Recorded data

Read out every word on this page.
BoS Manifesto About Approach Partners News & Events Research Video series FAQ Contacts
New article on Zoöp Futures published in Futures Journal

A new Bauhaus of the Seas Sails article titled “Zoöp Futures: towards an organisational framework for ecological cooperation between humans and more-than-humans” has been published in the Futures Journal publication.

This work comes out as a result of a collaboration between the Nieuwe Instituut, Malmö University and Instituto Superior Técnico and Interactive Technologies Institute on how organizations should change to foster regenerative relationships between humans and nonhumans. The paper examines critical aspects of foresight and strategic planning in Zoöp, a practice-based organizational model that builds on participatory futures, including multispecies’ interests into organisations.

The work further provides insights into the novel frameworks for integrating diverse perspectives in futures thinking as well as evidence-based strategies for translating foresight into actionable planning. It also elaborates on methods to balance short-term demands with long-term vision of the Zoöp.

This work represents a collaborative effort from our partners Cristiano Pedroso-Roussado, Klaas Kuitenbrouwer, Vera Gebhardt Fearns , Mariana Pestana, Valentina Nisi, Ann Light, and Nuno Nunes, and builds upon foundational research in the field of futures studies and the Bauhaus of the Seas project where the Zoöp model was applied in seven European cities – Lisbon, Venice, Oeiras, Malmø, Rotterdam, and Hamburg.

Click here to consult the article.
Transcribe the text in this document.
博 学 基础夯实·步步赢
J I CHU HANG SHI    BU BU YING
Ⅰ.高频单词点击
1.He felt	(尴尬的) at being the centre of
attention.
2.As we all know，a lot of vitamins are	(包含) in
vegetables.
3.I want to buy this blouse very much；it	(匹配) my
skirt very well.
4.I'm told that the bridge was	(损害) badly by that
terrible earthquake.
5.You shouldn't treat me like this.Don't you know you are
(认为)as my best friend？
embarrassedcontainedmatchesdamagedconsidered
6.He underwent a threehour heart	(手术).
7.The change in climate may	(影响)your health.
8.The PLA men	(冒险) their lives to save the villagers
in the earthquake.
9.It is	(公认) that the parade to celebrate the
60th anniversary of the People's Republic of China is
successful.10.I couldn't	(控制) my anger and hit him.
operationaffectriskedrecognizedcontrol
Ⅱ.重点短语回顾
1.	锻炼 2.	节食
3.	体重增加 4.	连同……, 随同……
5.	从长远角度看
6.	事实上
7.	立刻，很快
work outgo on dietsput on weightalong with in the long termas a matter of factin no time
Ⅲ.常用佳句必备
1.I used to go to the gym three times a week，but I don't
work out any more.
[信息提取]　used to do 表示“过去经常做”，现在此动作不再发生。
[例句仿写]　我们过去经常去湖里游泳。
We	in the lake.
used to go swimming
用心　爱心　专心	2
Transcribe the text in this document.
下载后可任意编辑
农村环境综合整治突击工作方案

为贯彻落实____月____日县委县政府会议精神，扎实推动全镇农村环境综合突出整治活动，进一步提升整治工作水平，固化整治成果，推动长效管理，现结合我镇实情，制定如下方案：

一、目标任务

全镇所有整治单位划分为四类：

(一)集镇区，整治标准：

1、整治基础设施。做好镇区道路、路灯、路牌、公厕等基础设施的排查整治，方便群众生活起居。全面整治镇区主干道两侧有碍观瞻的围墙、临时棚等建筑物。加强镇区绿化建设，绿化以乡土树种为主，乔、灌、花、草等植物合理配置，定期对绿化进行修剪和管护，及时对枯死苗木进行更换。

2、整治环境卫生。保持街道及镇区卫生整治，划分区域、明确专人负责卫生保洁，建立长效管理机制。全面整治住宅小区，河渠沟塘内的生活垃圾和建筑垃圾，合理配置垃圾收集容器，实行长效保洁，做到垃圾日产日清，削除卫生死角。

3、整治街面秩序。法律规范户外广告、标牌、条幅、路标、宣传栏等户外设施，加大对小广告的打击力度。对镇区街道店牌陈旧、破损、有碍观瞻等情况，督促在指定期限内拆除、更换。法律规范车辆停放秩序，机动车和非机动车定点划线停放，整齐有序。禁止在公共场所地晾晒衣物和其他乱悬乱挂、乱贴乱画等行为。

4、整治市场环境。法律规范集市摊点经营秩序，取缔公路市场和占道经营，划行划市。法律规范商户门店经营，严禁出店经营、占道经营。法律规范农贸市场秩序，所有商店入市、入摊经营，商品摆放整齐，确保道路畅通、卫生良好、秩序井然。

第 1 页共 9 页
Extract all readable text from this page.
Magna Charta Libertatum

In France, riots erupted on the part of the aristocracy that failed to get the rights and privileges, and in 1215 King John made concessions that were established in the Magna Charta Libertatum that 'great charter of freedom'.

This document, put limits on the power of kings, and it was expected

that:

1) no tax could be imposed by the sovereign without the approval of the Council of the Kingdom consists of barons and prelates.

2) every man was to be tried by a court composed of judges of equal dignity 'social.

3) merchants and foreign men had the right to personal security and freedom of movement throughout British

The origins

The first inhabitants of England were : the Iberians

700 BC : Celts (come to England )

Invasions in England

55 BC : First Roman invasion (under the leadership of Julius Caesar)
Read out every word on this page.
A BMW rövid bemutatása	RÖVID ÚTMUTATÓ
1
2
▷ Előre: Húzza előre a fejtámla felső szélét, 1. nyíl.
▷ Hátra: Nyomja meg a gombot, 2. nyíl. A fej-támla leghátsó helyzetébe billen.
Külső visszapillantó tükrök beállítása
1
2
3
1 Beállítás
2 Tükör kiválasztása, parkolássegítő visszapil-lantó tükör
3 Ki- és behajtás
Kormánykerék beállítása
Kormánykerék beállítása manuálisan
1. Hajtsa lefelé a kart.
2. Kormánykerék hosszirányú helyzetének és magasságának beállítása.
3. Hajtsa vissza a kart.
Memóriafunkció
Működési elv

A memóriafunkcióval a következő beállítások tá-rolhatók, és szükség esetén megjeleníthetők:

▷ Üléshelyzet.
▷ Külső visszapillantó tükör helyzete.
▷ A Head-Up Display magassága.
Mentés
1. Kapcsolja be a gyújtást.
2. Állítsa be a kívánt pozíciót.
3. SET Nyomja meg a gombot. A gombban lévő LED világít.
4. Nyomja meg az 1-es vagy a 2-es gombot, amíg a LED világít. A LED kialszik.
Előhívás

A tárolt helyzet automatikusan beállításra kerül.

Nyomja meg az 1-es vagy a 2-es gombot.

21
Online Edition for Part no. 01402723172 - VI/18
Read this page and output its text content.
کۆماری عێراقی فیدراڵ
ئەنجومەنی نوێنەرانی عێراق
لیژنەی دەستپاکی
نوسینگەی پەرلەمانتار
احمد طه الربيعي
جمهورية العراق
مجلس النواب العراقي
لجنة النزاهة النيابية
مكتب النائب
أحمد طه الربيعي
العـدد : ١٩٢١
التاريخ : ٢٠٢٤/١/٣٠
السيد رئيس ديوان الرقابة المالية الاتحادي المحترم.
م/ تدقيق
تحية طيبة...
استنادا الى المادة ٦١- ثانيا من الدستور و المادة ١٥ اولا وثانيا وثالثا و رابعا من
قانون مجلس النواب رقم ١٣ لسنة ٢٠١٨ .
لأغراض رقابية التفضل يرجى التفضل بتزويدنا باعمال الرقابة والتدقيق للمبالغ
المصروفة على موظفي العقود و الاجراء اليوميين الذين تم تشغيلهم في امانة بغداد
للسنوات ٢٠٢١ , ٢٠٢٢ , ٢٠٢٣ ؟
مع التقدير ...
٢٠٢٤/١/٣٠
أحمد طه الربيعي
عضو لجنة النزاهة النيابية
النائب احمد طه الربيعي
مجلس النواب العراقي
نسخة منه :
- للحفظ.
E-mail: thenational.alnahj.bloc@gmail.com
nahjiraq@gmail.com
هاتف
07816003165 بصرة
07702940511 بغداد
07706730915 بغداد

Requirements :: Repeat the data in its entirety, character for character.

Output of the exercise ::
Read out every word on this page.
BoS Manifesto About Approach Partners News & Events Research Video series FAQ Contacts
New article on Zoöp Futures published in Futures Journal

A new Bauhaus of the Seas Sails article titled “Zoöp Futures: towards an organisational framework for ecological cooperation between humans and more-than-humans” has been published in the Futures Journal publication.

This work comes out as a result of a collaboration between the Nieuwe Instituut, Malmö University and Instituto Superior Técnico and Interactive Technologies Institute on how organizations should change to foster regenerative relationships between humans and nonhumans. The paper examines critical aspects of foresight and strategic planning in Zoöp, a practice-based organizational model that builds on participatory futures, including multispecies’ interests into organisations.

The work further provides insights into the novel frameworks for integrating diverse perspectives in futures thinking as well as evidence-based strategies for translating foresight into actionable planning. It also elaborates on methods to balance short-term demands with long-term vision of the Zoöp.

This work represents a collaborative effort from our partners Cristiano Pedroso-Roussado, Klaas Kuitenbrouwer, Vera Gebhardt Fearns , Mariana Pestana, Valentina Nisi, Ann Light, and Nuno Nunes, and builds upon foundational research in the field of futures studies and the Bauhaus of the Seas project where the Zoöp model was applied in seven European cities – Lisbon, Venice, Oeiras, Malmø, Rotterdam, and Hamburg.

Click here to consult the article.
Transcribe the text in this document.
博 学 基础夯实·步步赢
J I CHU HANG SHI    BU BU YING
Ⅰ.高频单词点击
1.He felt	(尴尬的) at being the centre of
attention.
2.As we all know，a lot of vitamins are	(包含) in
vegetables.
3.I want to buy this blouse very much；it	(匹配) my
skirt very well.
4.I'm told that the bridge was	(损害) badly by that
terrible earthquake.
5.You shouldn't treat me like this.Don't you know you are
(认为)as my best friend？
embarrassedcontainedmatchesdamagedconsidered
6.He underwent a threehour heart	(手术).
7.The change in climate may	(影响)your health.
8.The PLA men	(冒险) their lives to save the villagers
in the earthquake.
9.It is	(公认) that the parade to celebrate the
60th anniversary of the People's Republic of China is
successful.10.I couldn't	(控制) my anger and hit him.
operationaffectriskedrecognizedcontrol
Ⅱ.重点短语回顾
1.	锻炼 2.	节食
3.	体重增加 4.	连同……, 随同……
5.	从长远角度看
6.	事实上
7.	立刻，很快
work outgo on dietsput on weightalong with in the long termas a matter of factin no time
Ⅲ.常用佳句必备
1.I used to go to the gym three times a week，but I don't
work out any more.
[信息提取]　used to do 表示“过去经常做”，现在此动作不再发生。
[例句仿写]　我们过去经常去湖里游泳。
We	in the lake.
used to go swimming
用心　爱心　专心	2
Transcribe the text in this document.
下载后可任意编辑
农村环境综合整治突击工作方案

为贯彻落实____月____日县委县政府会议精神，扎实推动全镇农村环境综合突出整治活动，进一步提升整治工作水平，固化整治成果，推动长效管理，现结合我镇实情，制定如下方案：

一、目标任务

全镇所有整治单位划分为四类：

(一)集镇区，整治标准：

1、整治基础设施。做好镇区道路、路灯、路牌、公厕等基础设施的排查整治，方便群众生活起居。全面整治镇区主干道两侧有碍观瞻的围墙、临时棚等建筑物。加强镇区绿化建设，绿化以乡土树种为主，乔、灌、花、草等植物合理配置，定期对绿化进行修剪和管护，及时对枯死苗木进行更换。

2、整治环境卫生。保持街道及镇区卫生整治，划分区域、明确专人负责卫生保洁，建立长效管理机制。全面整治住宅小区，河渠沟塘内的生活垃圾和建筑垃圾，合理配置垃圾收集容器，实行长效保洁，做到垃圾日产日清，削除卫生死角。

3、整治街面秩序。法律规范户外广告、标牌、条幅、路标、宣传栏等户外设施，加大对小广告的打击力度。对镇区街道店牌陈旧、破损、有碍观瞻等情况，督促在指定期限内拆除、更换。法律规范车辆停放秩序，机动车和非机动车定点划线停放，整齐有序。禁止在公共场所地晾晒衣物和其他乱悬乱挂、乱贴乱画等行为。

4、整治市场环境。法律规范集市摊点经营秩序，取缔公路市场和占道经营，划行划市。法律规范商户门店经营，严禁出店经营、占道经营。法律规范农贸市场秩序，所有商店入市、入摊经营，商品摆放整齐，确保道路畅通、卫生良好、秩序井然。

第 1 页共 9 页
Extract all readable text from this page.
Magna Charta Libertatum

In France, riots erupted on the part of the aristocracy that failed to get the rights and privileges, and in 1215 King John made concessions that were established in the Magna Charta Libertatum that 'great charter of freedom'.

This document, put limits on the power of kings, and it was expected

that:

1) no tax could be imposed by the sovereign without the approval of the Council of the Kingdom consists of barons and prelates.

2) every man was to be tried by a court composed of judges of equal dignity 'social.

3) merchants and foreign men had the right to personal security and freedom of movement throughout British

The origins

The first inhabitants of England were : the Iberians

700 BC : Celts (come to England )

Invasions in England

55 BC : First Roman invasion (under the leadership of Julius Caesar)
Read out every word on this page.
A BMW rövid bemutatása	RÖVID ÚTMUTATÓ
1
2
▷ Előre: Húzza előre a fejtámla felső szélét, 1. nyíl.
▷ Hátra: Nyomja meg a gombot, 2. nyíl. A fej-támla leghátsó helyzetébe billen.
Külső visszapillantó tükrök beállítása
1
2
3
1 Beállítás
2 Tükör kiválasztása, parkolássegítő visszapil-lantó tükör
3 Ki- és behajtás
Kormánykerék beállítása
Kormánykerék beállítása manuálisan
1. Hajtsa lefelé a kart.
2. Kormánykerék hosszirányú helyzetének és magasságának beállítása.
3. Hajtsa vissza a kart.
Memóriafunkció
Működési elv

A memóriafunkcióval a következő beállítások tá-rolhatók, és szükség esetén megjeleníthetők:

▷ Üléshelyzet.
▷ Külső visszapillantó tükör helyzete.
▷ A Head-Up Display magassága.
Mentés
1. Kapcsolja be a gyújtást.
2. Állítsa be a kívánt pozíciót.
3. SET Nyomja meg a gombot. A gombban lévő LED világít.
4. Nyomja meg az 1-es vagy a 2-es gombot, amíg a LED világít. A LED kialszik.
Előhívás

A tárolt helyzet automatikusan beállításra kerül.

Nyomja meg az 1-es vagy a 2-es gombot.

21
Online Edition for Part no. 01402723172 - VI/18
Read this page and output its text content.
کۆماری عێراقی فیدراڵ
ئەنجومەنی نوێنەرانی عێراق
لیژنەی دەستپاکی
نوسینگەی پەرلەمانتار
احمد طه الربيعي
جمهورية العراق
مجلس النواب العراقي
لجنة النزاهة النيابية
مكتب النائب
أحمد طه الربيعي
العـدد : ١٩٢١
التاريخ : ٢٠٢٤/١/٣٠
السيد رئيس ديوان الرقابة المالية الاتحادي المحترم.
م/ تدقيق
تحية طيبة...
استنادا الى المادة ٦١- ثانيا من الدستور و المادة ١٥ اولا وثانيا وثالثا و رابعا من
قانون مجلس النواب رقم ١٣ لسنة ٢٠١٨ .
لأغراض رقابية التفضل يرجى التفضل بتزويدنا باعمال الرقابة والتدقيق للمبالغ
المصروفة على موظفي العقود و الاجراء اليوميين الذين تم تشغيلهم في امانة بغداد
للسنوات ٢٠٢١ , ٢٠٢٢ , ٢٠٢٣ ؟
مع التقدير ...
٢٠٢٤/١/٣٠
أحمد طه الربيعي
عضو لجنة النزاهة النيابية
النائب احمد طه الربيعي
مجلس النواب العراقي
نسخة منه :
- للحفظ.
E-mail: thenational.alnahj.bloc@gmail.com
nahjiraq@gmail.com
هاتف
07816003165 بصرة
07702940511 بغداد
07706730915 بغداد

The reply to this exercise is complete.